I would also prefer key-value syntax, if it's not too much effort switching to that. In @egreg's result, there seems to be a small deviation in the second alternative, which misses the f(x) := part; it should be easy to fix. –  nickie Dec 12 '13 at 21:03
    
@nickie Hawk eye! Just replace, in the second display, notation with definition. –  egreg Dec 12 '13 at 21:09
    
I'm not sure if I like the key-value approach for this particular project. I rather go for typing shortcuts than for readability. But I appreciate the beauty (and the example) of the key-value. A mixed approach such as \funcdef[codomain=\mathbb N,definition=\rfloor{x}\lfloor]{f}{x}{\mathbb R} might be what I'll end up to. –  Carlos Eugenio Thompson Pinzón Dec 12 '13 at 21:41
    
@CarlosEugenioThompsonPinzón I see no gain in this. In a couple of months you won't remember the precise syntax of the command. With keys, you can't miss them and the order doesn't matter. –  egreg Dec 12 '13 at 21:57
    
In a couple of months I will not remember the name of the keys or its exact orthography (sometimes). And having to type name= for something that always be there..., but this is a matter of personal preferences. –  Carlos Eugenio Thompson Pinzón Dec 12 '13 at 22:05
show 2 more comments

This seems to be very easy with xparse. The only thing that seems hard to do is to enforce the exact syntax that you want for differentiating the two last optional arguments. With the solution below, the following are allowed (as you want them):

\funcdef{f}{x}{R}
\funcdef{f}{x}{R}[2x]
\funcdef{f}{x}{R}[2x][x+x]
\funcdef{f}{x}{R}*[x+x]

but the following is allowed too:

\funcdef{f}{x}{R}[2x]*[x+x]

and is equivalent to the third one (of the first four). I do not consider this to be much of a problem; if you do, it will not be easy to fix.

PROBLEMS:
a – Please set down everything in the macro discussion from "This seems to" down to "not be easy to fix.", word for word.
b – Name each person who signs a comment in the macro discussion.
c – In the macro discussion, which package is said to make the command very easy to build?
None of the lines that follow are needed.

RECORDS SUPPLIED:
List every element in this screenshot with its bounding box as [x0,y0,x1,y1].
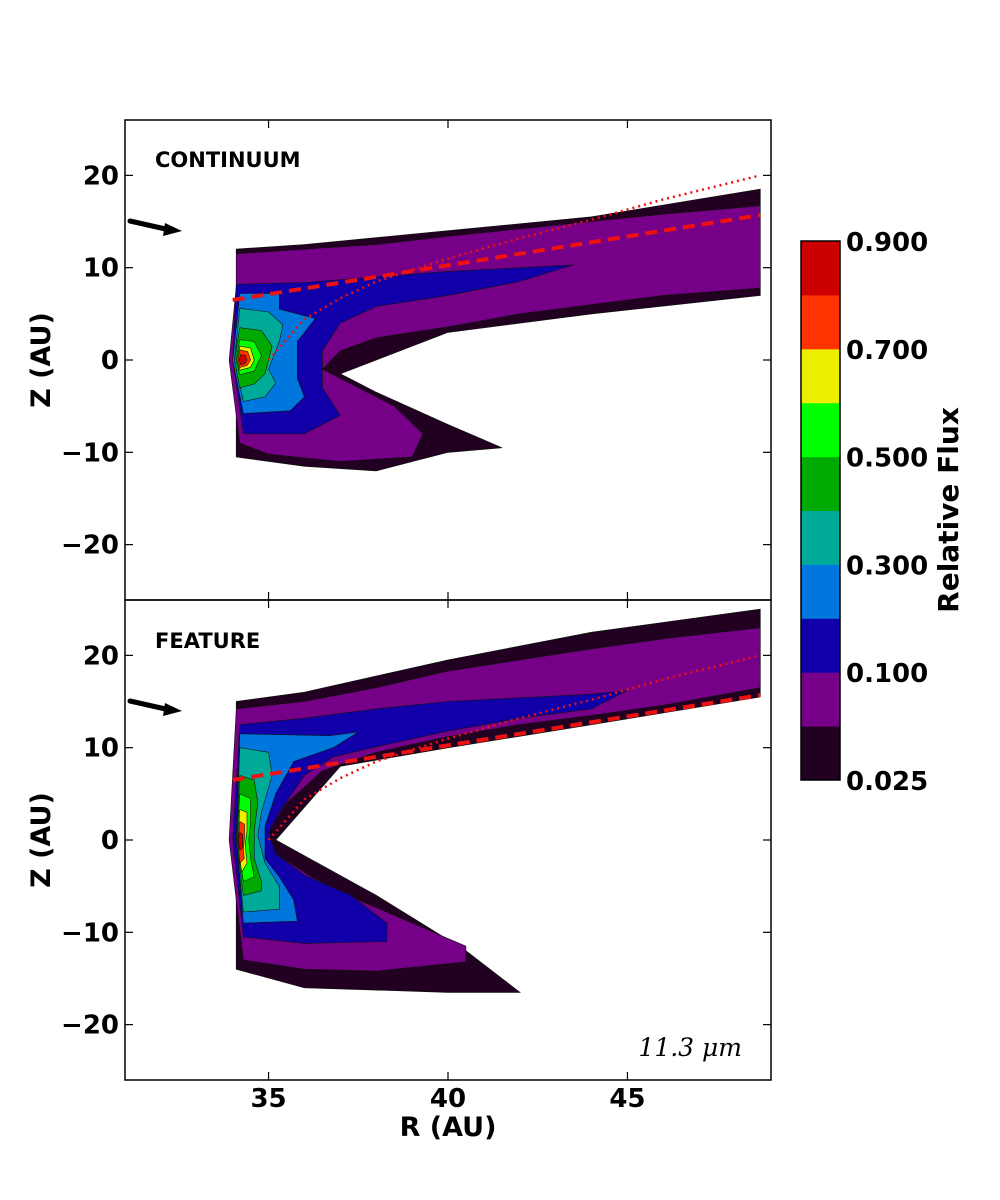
colorbar-band [801,456,840,511]
xtick-label: 40 [430,1084,466,1114]
dotted-curve [267,654,761,841]
xtick-label: 35 [250,1084,286,1114]
ytick-label: 10 [83,734,119,764]
panel-feature: −20 −10 0 10 20 35 40 45 FEATURE 11.3 μm Z (AU)… [26,599,772,1143]
continuum-frame [124,119,772,601]
ytick-label: 0 [101,826,119,856]
ytick-label: 20 [83,161,119,191]
arrow-icon [127,698,182,716]
ytick-label: −10 [61,438,119,468]
continuum-ylabel: Z (AU) [26,312,57,408]
colorbar-band [801,294,840,350]
colorbar-ticks: 0.900 0.700 0.500 0.300 0.100 0.025 [846,228,928,797]
ytick-label: 20 [83,641,119,671]
colorbar-tick-label: 0.900 [846,228,928,258]
feature-xlabel: R (AU) [400,1112,497,1143]
continuum-contours [228,174,761,472]
colorbar-frame [800,240,841,781]
dashed-line [232,213,761,302]
contour-level-9 [238,832,243,851]
colorbar-tick-label: 0.300 [846,551,928,581]
colorbar-tick-label: 0.025 [846,767,928,797]
continuum-panel-label: CONTINUUM [155,148,301,172]
ytick-label: 10 [83,254,119,284]
contour-level-2 [232,264,574,435]
colorbar-tick-label: 0.700 [846,336,928,366]
colorbar-band [801,672,840,727]
colorbar-band [801,618,840,673]
colorbar-band [801,402,840,458]
colorbar: 0.900 0.700 0.500 0.300 0.100 0.025 Relative … [800,228,965,797]
dashed-line [232,693,761,782]
arrow-icon [127,218,182,236]
panel-continuum: −20 −10 0 10 20 CONTINUUM Z (AU) [26,119,772,601]
feature-ylabel: Z (AU) [26,792,57,888]
wavelength-label: 11.3 μm [638,1033,742,1062]
colorbar-band [801,348,840,404]
colorbar-band [801,564,840,619]
feature-ticks: −20 −10 0 10 20 35 40 45 [61,600,771,1114]
colorbar-band [801,726,840,781]
colorbar-label: Relative Flux [932,407,965,613]
colorbar-band [801,241,840,296]
feature-contours [228,608,761,993]
colorbar-tick-label: 0.100 [846,659,928,689]
colorbar-band [801,510,840,565]
feature-panel-label: FEATURE [155,629,260,653]
xtick-label: 45 [609,1084,645,1114]
ytick-label: 0 [101,346,119,376]
contour-level-1 [228,205,761,462]
colorbar-bands [801,241,840,781]
ytick-label: −10 [61,918,119,948]
colorbar-tick-label: 0.500 [846,444,928,474]
ytick-label: −20 [61,531,119,561]
ytick-label: −20 [61,1011,119,1041]
dotted-curve [267,174,761,361]
contour-level-9 [238,354,248,365]
continuum-ticks: −20 −10 0 10 20 [61,120,771,600]
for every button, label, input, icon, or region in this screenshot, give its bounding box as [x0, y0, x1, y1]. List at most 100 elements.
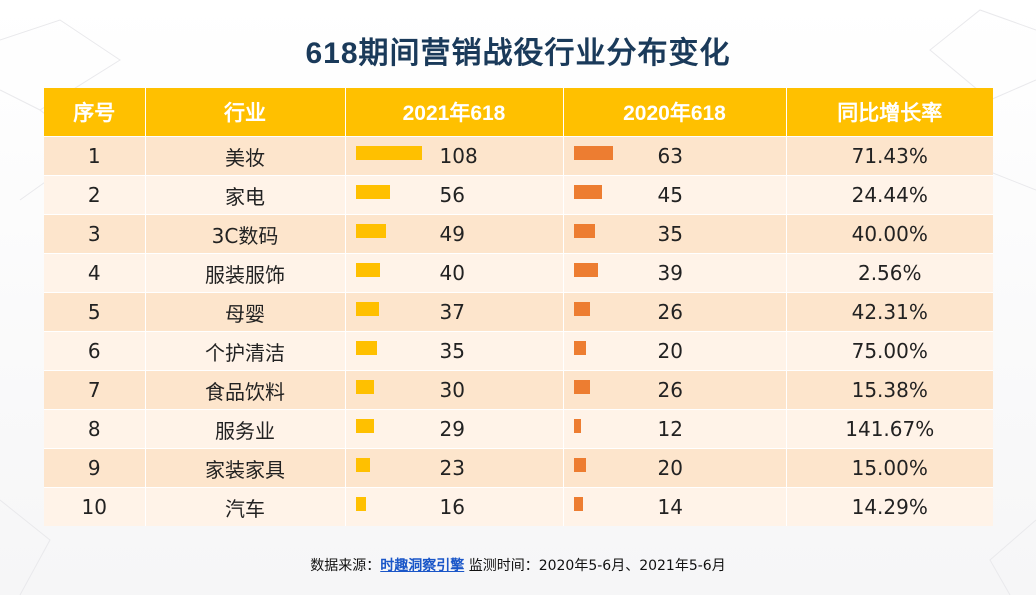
bar-2021 [355, 341, 377, 355]
industry-cell: 服装服饰 [145, 253, 346, 293]
value-cell-2021: 37 [345, 292, 564, 332]
rank-cell: 10 [44, 487, 146, 526]
footer-prefix: 数据来源： [310, 558, 381, 574]
growth-cell: 2.56% [786, 253, 993, 293]
source-link[interactable]: 时趣洞察引擎 [380, 558, 465, 574]
value-label-2021: 56 [439, 183, 465, 207]
growth-cell: 15.00% [786, 448, 993, 488]
value-cell-2021: 108 [345, 136, 564, 176]
table-row: 3 3C数码 49 35 40.00% [44, 214, 993, 254]
table-row: 4 服装服饰 40 39 2.56% [44, 253, 993, 293]
bar-2020 [573, 146, 613, 160]
growth-cell: 75.00% [786, 331, 993, 371]
bar-2021 [355, 263, 380, 277]
bar-2020 [573, 263, 598, 277]
value-label-2020: 39 [657, 261, 683, 285]
growth-cell: 71.43% [786, 136, 993, 176]
rank-cell: 6 [44, 331, 146, 371]
value-cell-2020: 14 [563, 487, 787, 526]
growth-cell: 24.44% [786, 175, 993, 215]
value-cell-2020: 39 [563, 253, 787, 293]
value-label-2020: 14 [657, 495, 683, 519]
value-label-2020: 45 [657, 183, 683, 207]
value-cell-2020: 63 [563, 136, 787, 176]
header-growth: 同比增长率 [786, 88, 993, 137]
bar-2020 [573, 458, 586, 472]
footer: 数据来源：时趣洞察引擎 监测时间：2020年5-6月、2021年5-6月 [0, 555, 1036, 575]
value-cell-2021: 40 [345, 253, 564, 293]
value-cell-2021: 30 [345, 370, 564, 410]
page-title: 618期间营销战役行业分布变化 [305, 37, 731, 70]
value-label-2021: 35 [439, 339, 465, 363]
header-2021: 2021年618 [345, 88, 564, 137]
value-cell-2020: 45 [563, 175, 787, 215]
value-label-2020: 20 [657, 456, 683, 480]
value-label-2021: 29 [439, 417, 465, 441]
value-cell-2021: 49 [345, 214, 564, 254]
industry-cell: 服务业 [145, 409, 346, 449]
table-row: 2 家电 56 45 24.44% [44, 175, 993, 215]
industry-cell: 个护清洁 [145, 331, 346, 371]
footer-suffix: 监测时间：2020年5-6月、2021年5-6月 [464, 558, 726, 574]
table-row: 9 家装家具 23 20 15.00% [44, 448, 993, 488]
value-cell-2020: 26 [563, 370, 787, 410]
growth-cell: 42.31% [786, 292, 993, 332]
bar-2021 [355, 302, 379, 316]
header-industry: 行业 [145, 88, 346, 137]
value-label-2020: 26 [657, 378, 683, 402]
rank-cell: 2 [44, 175, 146, 215]
bar-2020 [573, 224, 595, 238]
value-cell-2020: 20 [563, 448, 787, 488]
value-label-2021: 16 [439, 495, 465, 519]
value-cell-2020: 35 [563, 214, 787, 254]
bar-2020 [573, 185, 602, 199]
value-label-2020: 63 [657, 144, 683, 168]
bar-2020 [573, 419, 581, 433]
table-row: 7 食品饮料 30 26 15.38% [44, 370, 993, 410]
value-cell-2020: 12 [563, 409, 787, 449]
table-row: 5 母婴 37 26 42.31% [44, 292, 993, 332]
industry-cell: 美妆 [145, 136, 346, 176]
industry-cell: 母婴 [145, 292, 346, 332]
rank-cell: 4 [44, 253, 146, 293]
growth-cell: 40.00% [786, 214, 993, 254]
industry-cell: 汽车 [145, 487, 346, 526]
header-row: 序号 行业 2021年618 2020年618 同比增长率 [44, 88, 993, 137]
value-label-2021: 49 [439, 222, 465, 246]
value-label-2020: 20 [657, 339, 683, 363]
value-label-2020: 12 [657, 417, 683, 441]
bar-2020 [573, 497, 583, 511]
industry-table: 序号 行业 2021年618 2020年618 同比增长率 1 美妆 108 63 71… [44, 88, 993, 526]
rank-cell: 1 [44, 136, 146, 176]
table-row: 10 汽车 16 14 14.29% [44, 487, 993, 526]
value-label-2021: 37 [439, 300, 465, 324]
bar-2021 [355, 458, 370, 472]
growth-cell: 14.29% [786, 487, 993, 526]
table-row: 1 美妆 108 63 71.43% [44, 136, 993, 176]
table-row: 8 服务业 29 12 141.67% [44, 409, 993, 449]
value-label-2020: 35 [657, 222, 683, 246]
value-cell-2020: 26 [563, 292, 787, 332]
value-cell-2021: 16 [345, 487, 564, 526]
bar-2021 [355, 146, 422, 160]
bar-2021 [355, 419, 374, 433]
industry-cell: 家电 [145, 175, 346, 215]
industry-cell: 食品饮料 [145, 370, 346, 410]
bar-2021 [355, 380, 374, 394]
bar-2020 [573, 380, 590, 394]
header-rank: 序号 [44, 88, 146, 137]
value-label-2021: 108 [439, 144, 478, 168]
bar-2021 [355, 224, 386, 238]
bar-2021 [355, 185, 390, 199]
rank-cell: 7 [44, 370, 146, 410]
rank-cell: 3 [44, 214, 146, 254]
bar-2020 [573, 302, 590, 316]
value-cell-2021: 23 [345, 448, 564, 488]
industry-cell: 家装家具 [145, 448, 346, 488]
value-cell-2021: 29 [345, 409, 564, 449]
value-label-2020: 26 [657, 300, 683, 324]
rank-cell: 5 [44, 292, 146, 332]
industry-cell: 3C数码 [145, 214, 346, 254]
growth-cell: 141.67% [786, 409, 993, 449]
value-cell-2020: 20 [563, 331, 787, 371]
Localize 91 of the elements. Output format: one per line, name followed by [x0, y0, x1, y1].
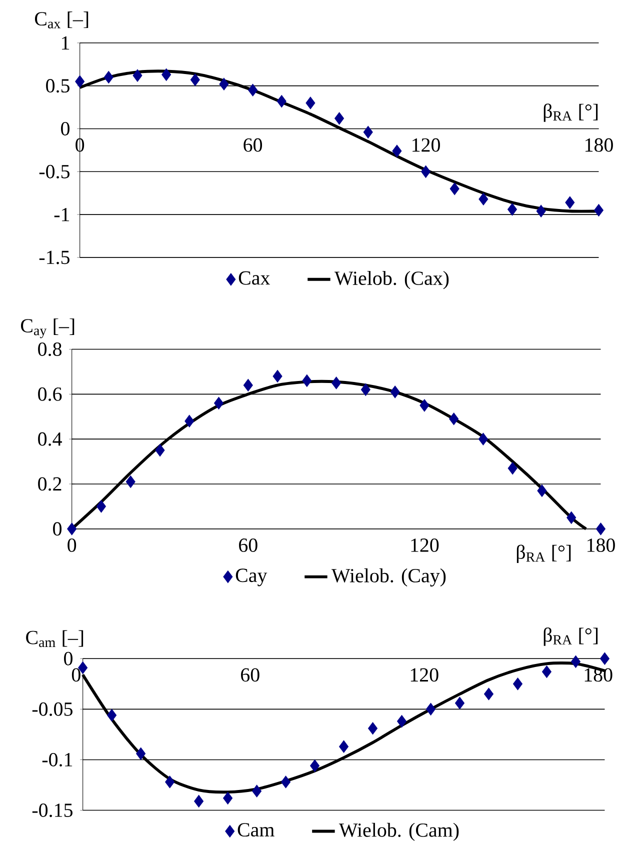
y-tick-label: 0.6: [38, 387, 62, 401]
legend-label: Cax: [238, 271, 270, 285]
point: [66, 522, 76, 536]
point: [564, 196, 574, 209]
y-tick-label: 1: [62, 36, 69, 50]
point: [310, 760, 320, 772]
point: [420, 399, 430, 412]
x-tick-label: 180: [587, 538, 615, 552]
point: [248, 84, 258, 96]
point: [161, 68, 171, 81]
point: [478, 192, 488, 206]
point: [280, 776, 290, 788]
point: [363, 126, 373, 138]
legend-label: Wielob. (Cam): [338, 822, 458, 841]
point: [390, 386, 400, 398]
y-tick-label: 0.4: [38, 432, 62, 446]
x-tick-label: 60: [238, 538, 258, 552]
point: [74, 75, 84, 88]
point: [126, 475, 136, 488]
point: [570, 655, 580, 668]
point: [507, 203, 517, 216]
legend-label: Cay: [236, 568, 267, 586]
y-axis-title: C$_{ax}$ [–]: [34, 12, 88, 28]
point: [96, 500, 106, 513]
y-tick-label: 0.8: [38, 342, 62, 356]
y-tick-label: 0: [64, 652, 72, 666]
point: [594, 204, 604, 217]
point: [368, 722, 378, 735]
point: [194, 794, 204, 808]
point: [243, 378, 253, 392]
x-tick-label: 120: [411, 538, 438, 552]
point: [276, 95, 286, 108]
x-tick-label: 120: [410, 668, 438, 682]
point: [448, 412, 458, 426]
x-tick-label: 60: [244, 138, 262, 152]
point: [420, 165, 430, 178]
point: [164, 776, 174, 788]
y-axis-title: C$_{ay}$ [–]: [20, 318, 74, 338]
point: [104, 70, 114, 84]
y-tick-label: 0.5: [46, 79, 70, 93]
point: [478, 432, 488, 446]
y-tick-label: -1.5: [39, 250, 70, 264]
point: [136, 747, 146, 760]
point: [155, 444, 165, 457]
point: [508, 462, 518, 475]
x-axis-title: β$_{RA}$ [°]: [516, 544, 570, 563]
point: [331, 376, 341, 390]
point: [306, 96, 316, 110]
y-tick-label: -0.05: [32, 702, 72, 716]
point: [214, 396, 224, 410]
point: [566, 511, 576, 524]
legend-label: Wielob. (Cax): [334, 270, 448, 290]
point: [596, 522, 606, 536]
x-axis-title: β$_{RA}$ [°]: [544, 104, 598, 122]
point: [272, 370, 282, 382]
y-tick-label: 0: [52, 522, 62, 536]
point: [106, 708, 116, 722]
y-tick-label: -0.15: [32, 804, 72, 818]
point: [454, 696, 464, 710]
point: [360, 383, 370, 396]
point: [542, 666, 552, 678]
y-tick-label: -0.5: [39, 164, 70, 178]
point: [450, 182, 460, 196]
legend-label: Cam: [238, 823, 274, 837]
point: [392, 144, 402, 158]
point: [426, 702, 436, 716]
point: [484, 688, 494, 700]
point: [222, 792, 232, 804]
point: [600, 652, 610, 665]
point: [132, 69, 142, 82]
point: [537, 484, 547, 497]
y-tick-label: -1: [54, 208, 69, 222]
point: [184, 414, 194, 428]
point: [334, 112, 344, 125]
point: [338, 740, 348, 753]
y-tick-label: 0: [60, 122, 70, 136]
x-tick-label: 60: [240, 668, 260, 682]
y-tick-label: 0.2: [38, 477, 61, 491]
x-tick-label: 120: [412, 138, 440, 152]
point: [252, 784, 262, 798]
legend-label: Wielob. (Cay): [331, 568, 446, 587]
point: [190, 74, 200, 86]
point: [512, 678, 522, 690]
point: [219, 78, 229, 90]
x-tick-label: 180: [585, 138, 613, 152]
point: [536, 204, 546, 218]
y-tick-label: -0.1: [42, 752, 72, 767]
point: [302, 374, 312, 387]
point: [396, 715, 406, 728]
y-axis-title: C$_{am}$ [–]: [26, 630, 83, 648]
x-axis-title: β$_{RA}$ [°]: [544, 628, 598, 646]
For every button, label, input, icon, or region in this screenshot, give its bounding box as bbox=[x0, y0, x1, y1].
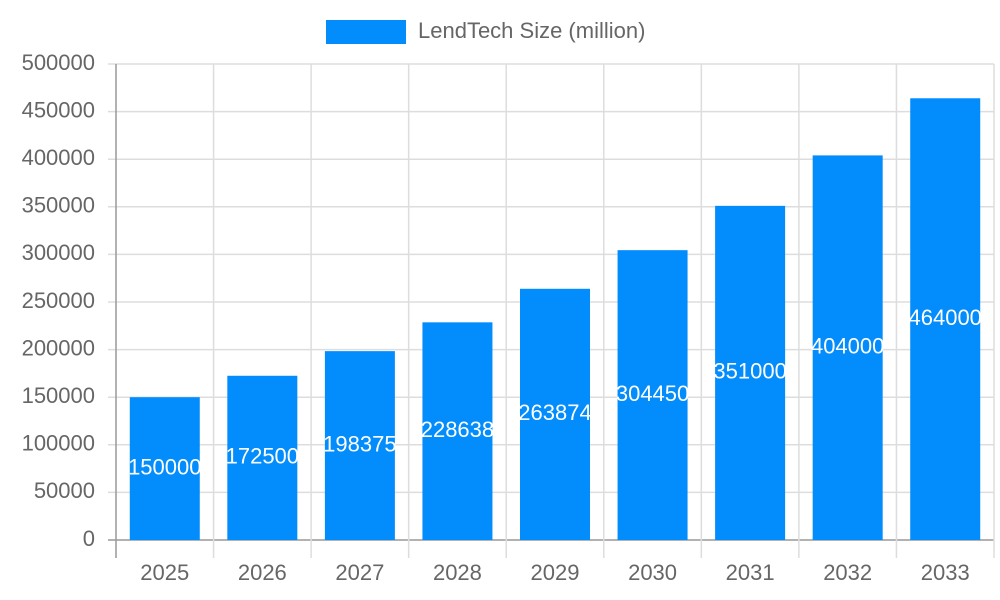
y-tick-label: 300000 bbox=[22, 240, 95, 265]
bar bbox=[910, 98, 981, 540]
y-tick-label: 100000 bbox=[22, 431, 95, 456]
x-tick-label: 2031 bbox=[726, 560, 775, 585]
data-label: 172500 bbox=[226, 444, 299, 469]
data-label: 351000 bbox=[713, 359, 786, 384]
y-tick-label: 450000 bbox=[22, 97, 95, 122]
bar bbox=[422, 322, 493, 540]
data-label: 150000 bbox=[128, 454, 201, 479]
bar bbox=[227, 375, 298, 540]
data-label: 228638 bbox=[421, 417, 494, 442]
bar bbox=[520, 288, 590, 540]
legend-swatch bbox=[326, 20, 406, 44]
data-label: 304450 bbox=[616, 381, 689, 406]
y-tick-label: 250000 bbox=[22, 288, 95, 313]
bar bbox=[324, 351, 395, 540]
bar bbox=[812, 155, 883, 540]
data-label: 198375 bbox=[323, 431, 396, 456]
x-tick-label: 2032 bbox=[823, 560, 872, 585]
x-tick-label: 2029 bbox=[531, 560, 580, 585]
x-tick-label: 2028 bbox=[433, 560, 482, 585]
y-tick-label: 50000 bbox=[34, 478, 95, 503]
bar bbox=[129, 397, 200, 540]
y-tick-label: 0 bbox=[83, 526, 95, 551]
y-tick-label: 350000 bbox=[22, 193, 95, 218]
y-tick-label: 200000 bbox=[22, 335, 95, 360]
data-label: 404000 bbox=[811, 334, 884, 359]
x-tick-label: 2025 bbox=[140, 560, 189, 585]
x-tick-label: 2026 bbox=[238, 560, 287, 585]
x-tick-label: 2030 bbox=[628, 560, 677, 585]
bar bbox=[715, 205, 786, 540]
x-tick-label: 2027 bbox=[335, 560, 384, 585]
legend-label: LendTech Size (million) bbox=[418, 18, 645, 43]
bar bbox=[617, 250, 688, 540]
x-tick-label: 2033 bbox=[921, 560, 970, 585]
y-tick-label: 500000 bbox=[22, 50, 95, 75]
data-label: 263874 bbox=[518, 400, 591, 425]
y-tick-label: 400000 bbox=[22, 145, 95, 170]
data-label: 464000 bbox=[909, 305, 982, 330]
y-tick-label: 150000 bbox=[22, 383, 95, 408]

ANSWERS TO THE PROBLEMS:
a –
This seems to be very easy with xparse. The only thing that seems hard to do is to enforce the exact syntax that you want for differentiating the two last optional arguments. With the solution below, the following are allowed (as you want them):

\funcdef{f}{x}{R}
\funcdef{f}{x}{R}[2x]
\funcdef{f}{x}{R}[2x][x+x]
\funcdef{f}{x}{R}*[x+x]

but the following is allowed too:

\funcdef{f}{x}{R}[2x]*[x+x]

and is equivalent to the third one (of the first four). I do not consider this to be much of a problem; if you do, it will not be easy to fix.

b – nickie, egreg, Carlos Eugenio Thompson Pinzón

c – xparse